What is required » Render the lines below as a Markdown table with two columns, Row and Line, numbering each line in order and leaving out blank lines.

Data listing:
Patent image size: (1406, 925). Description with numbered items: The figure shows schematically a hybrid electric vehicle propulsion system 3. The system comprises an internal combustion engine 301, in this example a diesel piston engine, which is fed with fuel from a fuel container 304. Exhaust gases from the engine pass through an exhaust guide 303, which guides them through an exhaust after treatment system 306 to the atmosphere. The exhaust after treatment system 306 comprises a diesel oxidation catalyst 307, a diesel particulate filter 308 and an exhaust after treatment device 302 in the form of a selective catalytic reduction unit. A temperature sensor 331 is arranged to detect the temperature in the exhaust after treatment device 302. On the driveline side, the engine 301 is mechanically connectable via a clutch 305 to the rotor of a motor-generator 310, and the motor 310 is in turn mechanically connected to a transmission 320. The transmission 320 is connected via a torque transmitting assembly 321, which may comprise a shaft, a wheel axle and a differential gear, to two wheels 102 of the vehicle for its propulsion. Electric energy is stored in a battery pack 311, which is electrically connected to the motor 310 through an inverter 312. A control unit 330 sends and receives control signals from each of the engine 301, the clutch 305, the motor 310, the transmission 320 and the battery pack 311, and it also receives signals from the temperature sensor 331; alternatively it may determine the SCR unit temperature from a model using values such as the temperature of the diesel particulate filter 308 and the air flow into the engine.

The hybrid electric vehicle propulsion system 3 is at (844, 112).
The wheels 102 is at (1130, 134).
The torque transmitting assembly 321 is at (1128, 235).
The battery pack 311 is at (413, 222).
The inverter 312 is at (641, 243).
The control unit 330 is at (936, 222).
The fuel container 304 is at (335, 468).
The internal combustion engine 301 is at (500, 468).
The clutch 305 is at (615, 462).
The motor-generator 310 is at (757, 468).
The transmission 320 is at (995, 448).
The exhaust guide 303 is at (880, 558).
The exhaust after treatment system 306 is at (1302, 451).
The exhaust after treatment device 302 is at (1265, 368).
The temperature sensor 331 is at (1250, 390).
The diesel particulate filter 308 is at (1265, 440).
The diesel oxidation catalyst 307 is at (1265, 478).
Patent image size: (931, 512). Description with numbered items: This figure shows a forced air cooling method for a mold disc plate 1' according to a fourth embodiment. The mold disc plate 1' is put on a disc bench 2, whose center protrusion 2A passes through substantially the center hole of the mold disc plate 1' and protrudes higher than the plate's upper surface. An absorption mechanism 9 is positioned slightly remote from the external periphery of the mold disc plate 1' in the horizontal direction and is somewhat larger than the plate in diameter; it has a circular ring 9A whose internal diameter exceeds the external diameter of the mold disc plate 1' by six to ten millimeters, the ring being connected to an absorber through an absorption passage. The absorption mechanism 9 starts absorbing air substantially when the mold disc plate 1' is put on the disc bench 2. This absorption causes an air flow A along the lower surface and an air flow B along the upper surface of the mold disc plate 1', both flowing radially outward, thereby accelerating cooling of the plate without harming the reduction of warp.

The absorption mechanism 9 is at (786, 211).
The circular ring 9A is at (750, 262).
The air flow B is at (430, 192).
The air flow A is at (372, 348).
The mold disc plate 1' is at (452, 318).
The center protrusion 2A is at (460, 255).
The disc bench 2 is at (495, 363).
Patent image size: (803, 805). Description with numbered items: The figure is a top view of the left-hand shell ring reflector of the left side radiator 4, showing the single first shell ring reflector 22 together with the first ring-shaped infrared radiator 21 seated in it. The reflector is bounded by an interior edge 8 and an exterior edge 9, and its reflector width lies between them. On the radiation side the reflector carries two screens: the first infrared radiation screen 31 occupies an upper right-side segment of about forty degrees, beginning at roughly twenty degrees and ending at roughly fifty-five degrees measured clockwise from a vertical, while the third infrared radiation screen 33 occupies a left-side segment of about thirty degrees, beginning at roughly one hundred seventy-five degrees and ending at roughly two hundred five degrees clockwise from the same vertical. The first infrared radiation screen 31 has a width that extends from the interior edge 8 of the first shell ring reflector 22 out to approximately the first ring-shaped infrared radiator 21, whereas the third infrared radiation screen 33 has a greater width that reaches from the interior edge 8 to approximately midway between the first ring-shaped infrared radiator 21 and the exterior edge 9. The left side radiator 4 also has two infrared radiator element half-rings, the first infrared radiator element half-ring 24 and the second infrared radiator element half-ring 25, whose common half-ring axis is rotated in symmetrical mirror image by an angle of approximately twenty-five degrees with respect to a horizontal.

Correct response »
| Row | Line |
|---|---|
| 1 | Patent image size: (1406, 925). Description with numbered items: The figure shows schematically a hybrid electric vehicle propulsion system 3. The system comprises an internal combustion engine 301, in this example a diesel piston engine, which is fed with fuel from a fuel container 304. Exhaust gases from the engine pass through an exhaust guide 303, which guides them through an exhaust after treatment system 306 to the atmosphere. The exhaust after treatment system 306 comprises a diesel oxidation catalyst 307, a diesel particulate filter 308 and an exhaust after treatment device 302 in the form of a selective catalytic reduction unit. A temperature sensor 331 is arranged to detect the temperature in the exhaust after treatment device 302. On the driveline side, the engine 301 is mechanically connectable via a clutch 305 to the rotor of a motor-generator 310, and the motor 310 is in turn mechanically connected to a transmission 320. The transmission 320 is connected via a torque transmitting assembly 321, which may comprise a shaft, a wheel axle and a differential gear, to two wheels 102 of the vehicle for its propulsion. Electric energy is stored in a battery pack 311, which is electrically connected to the motor 310 through an inverter 312. A control unit 330 sends and receives control signals from each of the engine 301, the clutch 305, the motor 310, the transmission 320 and the battery pack 311, and it also receives signals from the temperature sensor 331; alternatively it may determine the SCR unit temperature from a model using values such as the temperature of the diesel particulate filter 308 and the air flow into the engine. |
| 2 | The hybrid electric vehicle propulsion system 3 is at (844, 112). |
| 3 | The wheels 102 is at (1130, 134). |
| 4 | The torque transmitting assembly 321 is at (1128, 235). |
| 5 | The battery pack 311 is at (413, 222). |
| 6 | The inverter 312 is at (641, 243). |
| 7 | The control unit 330 is at (936, 222). |
| 8 | The fuel container 304 is at (335, 468). |
| 9 | The internal combustion engine 301 is at (500, 468). |
| 10 | The clutch 305 is at (615, 462). |
| 11 | The motor-generator 310 is at (757, 468). |
| 12 | The transmission 320 is at (995, 448). |
| 13 | The exhaust guide 303 is at (880, 558). |
| 14 | The exhaust after treatment system 306 is at (1302, 451). |
| 15 | The exhaust after treatment device 302 is at (1265, 368). |
| 16 | The temperature sensor 331 is at (1250, 390). |
| 17 | The diesel particulate filter 308 is at (1265, 440). |
| 18 | The diesel oxidation catalyst 307 is at (1265, 478). |
| 19 | Patent image size: (931, 512). Description with numbered items: This figure shows a forced air cooling method for a mold disc plate 1' according to a fourth embodiment. The mold disc plate 1' is put on a disc bench 2, whose center protrusion 2A passes through substantially the center hole of the mold disc plate 1' and protrudes higher than the plate's upper surface. An absorption mechanism 9 is positioned slightly remote from the external periphery of the mold disc plate 1' in the horizontal direction and is somewhat larger than the plate in diameter; it has a circular ring 9A whose internal diameter exceeds the external diameter of the mold disc plate 1' by six to ten millimeters, the ring being connected to an absorber through an absorption passage. The absorption mechanism 9 starts absorbing air substantially when the mold disc plate 1' is put on the disc bench 2. This absorption causes an air flow A along the lower surface and an air flow B along the upper surface of the mold disc plate 1', both flowing radially outward, thereby accelerating cooling of the plate without harming the reduction of warp. |
| 20 | The absorption mechanism 9 is at (786, 211). |
| 21 | The circular ring 9A is at (750, 262). |
| 22 | The air flow B is at (430, 192). |
| 23 | The air flow A is at (372, 348). |
| 24 | The mold disc plate 1' is at (452, 318). |
| 25 | The center protrusion 2A is at (460, 255). |
| 26 | The disc bench 2 is at (495, 363). |
| 27 | Patent image size: (803, 805). Description with numbered items: The figure is a top view of the left-hand shell ring reflector of the left side radiator 4, showing the single first shell ring reflector 22 together with the first ring-shaped infrared radiator 21 seated in it. The reflector is bounded by an interior edge 8 and an exterior edge 9, and its reflector width lies between them. On the radiation side the reflector carries two screens: the first infrared radiation screen 31 occupies an upper right-side segment of about forty degrees, beginning at roughly twenty degrees and ending at roughly fifty-five degrees measured clockwise from a vertical, while the third infrared radiation screen 33 occupies a left-side segment of about thirty degrees, beginning at roughly one hundred seventy-five degrees and ending at roughly two hundred five degrees clockwise from the same vertical. The first infrared radiation screen 31 has a width that extends from the interior edge 8 of the first shell ring reflector 22 out to approximately the first ring-shaped infrared radiator 21, whereas the third infrared radiation screen 33 has a greater width that reaches from the interior edge 8 to approximately midway between the first ring-shaped infrared radiator 21 and the exterior edge 9. The left side radiator 4 also has two infrared radiator element half-rings, the first infrared radiator element half-ring 24 and the second infrared radiator element half-ring 25, whose common half-ring axis is rotated in symmetrical mirror image by an angle of approximately twenty-five degrees with respect to a horizontal. |